▸ **SHORT TASK**:
Gather all lines in the records below that include the word "SDTVAR".

Dataset entries on figures:

-- BEGIN --

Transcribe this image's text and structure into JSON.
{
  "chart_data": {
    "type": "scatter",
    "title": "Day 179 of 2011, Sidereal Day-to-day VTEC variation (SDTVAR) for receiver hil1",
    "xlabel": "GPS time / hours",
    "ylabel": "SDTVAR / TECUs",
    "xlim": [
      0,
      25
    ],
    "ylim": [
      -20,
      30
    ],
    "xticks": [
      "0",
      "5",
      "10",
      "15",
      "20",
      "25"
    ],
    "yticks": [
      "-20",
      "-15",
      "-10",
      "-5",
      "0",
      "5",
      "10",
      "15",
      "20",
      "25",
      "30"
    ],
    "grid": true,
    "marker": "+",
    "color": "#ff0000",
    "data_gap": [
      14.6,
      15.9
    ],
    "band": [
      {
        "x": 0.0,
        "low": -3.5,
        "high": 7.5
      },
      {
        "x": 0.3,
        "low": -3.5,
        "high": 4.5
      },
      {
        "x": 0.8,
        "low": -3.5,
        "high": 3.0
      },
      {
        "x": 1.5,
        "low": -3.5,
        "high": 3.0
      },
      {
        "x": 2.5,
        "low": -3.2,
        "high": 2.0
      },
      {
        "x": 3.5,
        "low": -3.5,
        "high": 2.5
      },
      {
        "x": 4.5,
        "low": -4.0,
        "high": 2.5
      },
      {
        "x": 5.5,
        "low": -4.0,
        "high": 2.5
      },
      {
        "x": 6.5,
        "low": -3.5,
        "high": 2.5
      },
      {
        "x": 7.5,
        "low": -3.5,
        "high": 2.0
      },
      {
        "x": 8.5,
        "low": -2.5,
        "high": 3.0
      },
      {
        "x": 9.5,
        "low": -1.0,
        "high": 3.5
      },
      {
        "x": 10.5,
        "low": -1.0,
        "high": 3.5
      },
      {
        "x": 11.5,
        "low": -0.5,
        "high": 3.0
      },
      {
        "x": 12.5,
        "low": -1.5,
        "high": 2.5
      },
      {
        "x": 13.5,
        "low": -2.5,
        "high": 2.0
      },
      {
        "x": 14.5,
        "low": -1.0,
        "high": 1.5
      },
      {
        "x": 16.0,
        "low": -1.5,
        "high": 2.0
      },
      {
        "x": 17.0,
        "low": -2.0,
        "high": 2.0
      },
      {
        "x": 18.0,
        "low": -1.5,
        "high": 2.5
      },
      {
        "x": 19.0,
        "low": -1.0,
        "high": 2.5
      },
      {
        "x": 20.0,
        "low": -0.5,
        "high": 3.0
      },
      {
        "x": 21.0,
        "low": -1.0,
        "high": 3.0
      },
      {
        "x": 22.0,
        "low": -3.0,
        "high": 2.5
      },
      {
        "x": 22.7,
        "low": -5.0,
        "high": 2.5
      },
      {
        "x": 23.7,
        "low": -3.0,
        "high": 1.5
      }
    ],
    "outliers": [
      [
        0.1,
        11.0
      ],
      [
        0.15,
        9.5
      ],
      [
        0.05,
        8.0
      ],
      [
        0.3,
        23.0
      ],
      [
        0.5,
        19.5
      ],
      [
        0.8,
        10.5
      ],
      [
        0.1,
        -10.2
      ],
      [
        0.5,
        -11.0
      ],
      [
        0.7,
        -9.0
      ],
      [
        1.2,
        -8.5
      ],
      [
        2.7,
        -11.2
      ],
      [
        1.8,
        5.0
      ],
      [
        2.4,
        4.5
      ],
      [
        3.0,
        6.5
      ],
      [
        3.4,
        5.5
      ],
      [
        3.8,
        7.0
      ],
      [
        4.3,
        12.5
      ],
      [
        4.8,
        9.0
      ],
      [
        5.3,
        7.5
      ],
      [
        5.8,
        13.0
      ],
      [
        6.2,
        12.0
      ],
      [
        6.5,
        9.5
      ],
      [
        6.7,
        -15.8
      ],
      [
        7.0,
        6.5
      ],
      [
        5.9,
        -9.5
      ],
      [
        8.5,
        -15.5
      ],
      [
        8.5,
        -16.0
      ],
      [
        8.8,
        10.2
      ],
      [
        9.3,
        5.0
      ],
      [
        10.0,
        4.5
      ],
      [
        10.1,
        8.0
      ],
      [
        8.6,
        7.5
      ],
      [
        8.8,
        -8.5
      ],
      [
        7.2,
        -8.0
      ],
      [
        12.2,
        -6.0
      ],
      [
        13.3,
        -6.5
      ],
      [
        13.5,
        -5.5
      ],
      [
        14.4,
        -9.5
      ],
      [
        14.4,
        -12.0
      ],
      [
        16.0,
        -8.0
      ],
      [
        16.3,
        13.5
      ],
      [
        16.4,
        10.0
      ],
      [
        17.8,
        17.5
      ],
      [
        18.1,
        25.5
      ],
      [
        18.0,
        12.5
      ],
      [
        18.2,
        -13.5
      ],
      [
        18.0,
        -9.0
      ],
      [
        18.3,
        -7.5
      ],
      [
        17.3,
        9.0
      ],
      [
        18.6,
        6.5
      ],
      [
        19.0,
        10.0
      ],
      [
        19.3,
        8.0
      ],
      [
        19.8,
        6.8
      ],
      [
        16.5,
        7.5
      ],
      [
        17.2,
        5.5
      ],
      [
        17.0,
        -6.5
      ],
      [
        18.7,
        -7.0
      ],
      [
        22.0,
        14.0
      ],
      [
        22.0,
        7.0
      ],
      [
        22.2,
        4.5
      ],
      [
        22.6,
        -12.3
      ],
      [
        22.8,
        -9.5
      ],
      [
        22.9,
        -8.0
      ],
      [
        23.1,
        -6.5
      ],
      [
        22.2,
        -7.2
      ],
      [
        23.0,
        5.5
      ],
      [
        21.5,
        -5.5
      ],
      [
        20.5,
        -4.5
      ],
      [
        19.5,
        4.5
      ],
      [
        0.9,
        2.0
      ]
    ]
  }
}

-- END --

▸ **RESULT OF THIS TASK**:
    "title": "Day 179 of 2011, Sidereal Day-to-day VTEC variation (SDTVAR) for receiver hil1",
    "ylabel": "SDTVAR / TECUs",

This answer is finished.